[start of Data shown]

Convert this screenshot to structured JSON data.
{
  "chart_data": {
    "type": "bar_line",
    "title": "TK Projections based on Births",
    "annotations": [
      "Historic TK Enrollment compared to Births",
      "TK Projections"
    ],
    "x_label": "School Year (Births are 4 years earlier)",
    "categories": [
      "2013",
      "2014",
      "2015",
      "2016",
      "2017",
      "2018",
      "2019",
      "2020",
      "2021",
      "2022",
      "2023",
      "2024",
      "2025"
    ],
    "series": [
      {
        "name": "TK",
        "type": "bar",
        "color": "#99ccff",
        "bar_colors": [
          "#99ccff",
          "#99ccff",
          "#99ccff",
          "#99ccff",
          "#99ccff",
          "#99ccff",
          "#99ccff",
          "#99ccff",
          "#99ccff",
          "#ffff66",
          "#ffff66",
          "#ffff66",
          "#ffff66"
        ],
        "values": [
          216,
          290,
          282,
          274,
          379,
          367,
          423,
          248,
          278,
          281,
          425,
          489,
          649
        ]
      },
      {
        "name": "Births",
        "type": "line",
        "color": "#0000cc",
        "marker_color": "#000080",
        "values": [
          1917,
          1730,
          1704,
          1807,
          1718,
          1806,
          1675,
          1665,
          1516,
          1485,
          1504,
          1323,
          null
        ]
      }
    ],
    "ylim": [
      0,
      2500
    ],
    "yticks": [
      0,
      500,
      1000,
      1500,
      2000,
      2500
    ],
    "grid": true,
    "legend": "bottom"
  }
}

[end of Data shown]

What you will do:
Would you restate each of the entries word for word?

Solution for this task:
Convert this screenshot to structured JSON data.
{
  "chart_data": {
    "type": "bar_line",
    "title": "TK Projections based on Births",
    "annotations": [
      "Historic TK Enrollment compared to Births",
      "TK Projections"
    ],
    "x_label": "School Year (Births are 4 years earlier)",
    "categories": [
      "2013",
      "2014",
      "2015",
      "2016",
      "2017",
      "2018",
      "2019",
      "2020",
      "2021",
      "2022",
      "2023",
      "2024",
      "2025"
    ],
    "series": [
      {
        "name": "TK",
        "type": "bar",
        "color": "#99ccff",
        "bar_colors": [
          "#99ccff",
          "#99ccff",
          "#99ccff",
          "#99ccff",
          "#99ccff",
          "#99ccff",
          "#99ccff",
          "#99ccff",
          "#99ccff",
          "#ffff66",
          "#ffff66",
          "#ffff66",
          "#ffff66"
        ],
        "values": [
          216,
          290,
          282,
          274,
          379,
          367,
          423,
          248,
          278,
          281,
          425,
          489,
          649
        ]
      },
      {
        "name": "Births",
        "type": "line",
        "color": "#0000cc",
        "marker_color": "#000080",
        "values": [
          1917,
          1730,
          1704,
          1807,
          1718,
          1806,
          1675,
          1665,
          1516,
          1485,
          1504,
          1323,
          null
        ]
      }
    ],
    "ylim": [
      0,
      2500
    ],
    "yticks": [
      0,
      500,
      1000,
      1500,
      2000,
      2500
    ],
    "grid": true,
    "legend": "bottom"
  }
}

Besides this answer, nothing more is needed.